### WHAT IS BEING ASKED
Turn the records, from the first line through the line containing "253, 37, 267]", into a JSON list of strings. Use one string per line and leave out any blank lines.

### EXERCISE INPUT
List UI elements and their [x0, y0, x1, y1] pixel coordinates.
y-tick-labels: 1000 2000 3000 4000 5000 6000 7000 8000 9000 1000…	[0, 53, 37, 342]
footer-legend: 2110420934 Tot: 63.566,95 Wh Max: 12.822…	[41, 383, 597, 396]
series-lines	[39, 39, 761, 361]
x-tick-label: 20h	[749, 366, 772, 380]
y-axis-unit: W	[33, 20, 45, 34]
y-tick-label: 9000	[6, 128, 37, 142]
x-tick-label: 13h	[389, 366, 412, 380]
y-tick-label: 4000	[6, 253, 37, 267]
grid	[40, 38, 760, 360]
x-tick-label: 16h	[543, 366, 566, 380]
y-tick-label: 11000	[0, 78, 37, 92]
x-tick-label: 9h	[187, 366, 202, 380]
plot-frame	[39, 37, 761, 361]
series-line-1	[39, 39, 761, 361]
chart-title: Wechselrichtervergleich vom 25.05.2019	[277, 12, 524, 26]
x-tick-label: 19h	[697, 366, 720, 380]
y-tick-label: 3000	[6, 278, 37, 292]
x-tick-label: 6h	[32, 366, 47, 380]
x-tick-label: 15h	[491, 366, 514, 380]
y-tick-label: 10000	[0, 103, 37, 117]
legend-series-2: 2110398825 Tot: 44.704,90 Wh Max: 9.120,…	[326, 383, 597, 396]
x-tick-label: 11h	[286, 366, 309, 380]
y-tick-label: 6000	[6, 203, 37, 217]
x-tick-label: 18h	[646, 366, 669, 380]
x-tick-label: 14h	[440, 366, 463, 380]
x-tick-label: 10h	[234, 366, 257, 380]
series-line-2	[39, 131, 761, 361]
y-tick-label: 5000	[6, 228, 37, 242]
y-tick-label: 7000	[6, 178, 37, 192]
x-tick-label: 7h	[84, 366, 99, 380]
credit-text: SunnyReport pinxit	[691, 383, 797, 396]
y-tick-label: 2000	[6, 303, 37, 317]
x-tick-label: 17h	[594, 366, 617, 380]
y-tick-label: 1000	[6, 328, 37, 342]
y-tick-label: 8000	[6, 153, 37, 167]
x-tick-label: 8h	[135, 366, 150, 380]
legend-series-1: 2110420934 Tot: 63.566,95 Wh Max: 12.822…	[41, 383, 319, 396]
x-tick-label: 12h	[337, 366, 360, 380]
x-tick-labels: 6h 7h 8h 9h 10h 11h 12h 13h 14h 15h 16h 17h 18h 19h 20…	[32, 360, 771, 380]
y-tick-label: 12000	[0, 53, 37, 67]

### TASK OUTPUT
[
  "List UI elements and their [x0, y0, x1, y1] pixel coordinates.",
  "y-tick-labels: 1000 2000 3000 4000 5000 6000 7000 8000 9000 1000…\t[0, 53, 37, 342]",
  "footer-legend: 2110420934 Tot: 63.566,95 Wh Max: 12.822…\t[41, 383, 597, 396]",
  "series-lines\t[39, 39, 761, 361]",
  "x-tick-label: 20h\t[749, 366, 772, 380]",
  "y-axis-unit: W\t[33, 20, 45, 34]",
  "y-tick-label: 9000\t[6, 128, 37, 142]",
  "x-tick-label: 13h\t[389, 366, 412, 380]",
  "y-tick-label: 4000\t[6, 253, 37, 267]"
]